**Goal of the exercise**
Copy out the entries below in full and exactly.

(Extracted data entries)
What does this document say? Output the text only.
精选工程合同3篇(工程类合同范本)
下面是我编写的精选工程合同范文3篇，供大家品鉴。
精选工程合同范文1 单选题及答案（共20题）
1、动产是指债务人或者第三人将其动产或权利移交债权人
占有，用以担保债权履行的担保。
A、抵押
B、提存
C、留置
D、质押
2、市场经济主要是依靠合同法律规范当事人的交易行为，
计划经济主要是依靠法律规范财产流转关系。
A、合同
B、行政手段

**Exercise solution**
What does this document say? Output the text only.
精选工程合同3篇(工程类合同范本)
下面是我编写的精选工程合同范文3篇，供大家品鉴。
精选工程合同范文1 单选题及答案（共20题）
1、动产是指债务人或者第三人将其动产或权利移交债权人
占有，用以担保债权履行的担保。
A、抵押
B、提存
C、留置
D、质押
2、市场经济主要是依靠合同法律规范当事人的交易行为，
计划经济主要是依靠法律规范财产流转关系。
A、合同
B、行政手段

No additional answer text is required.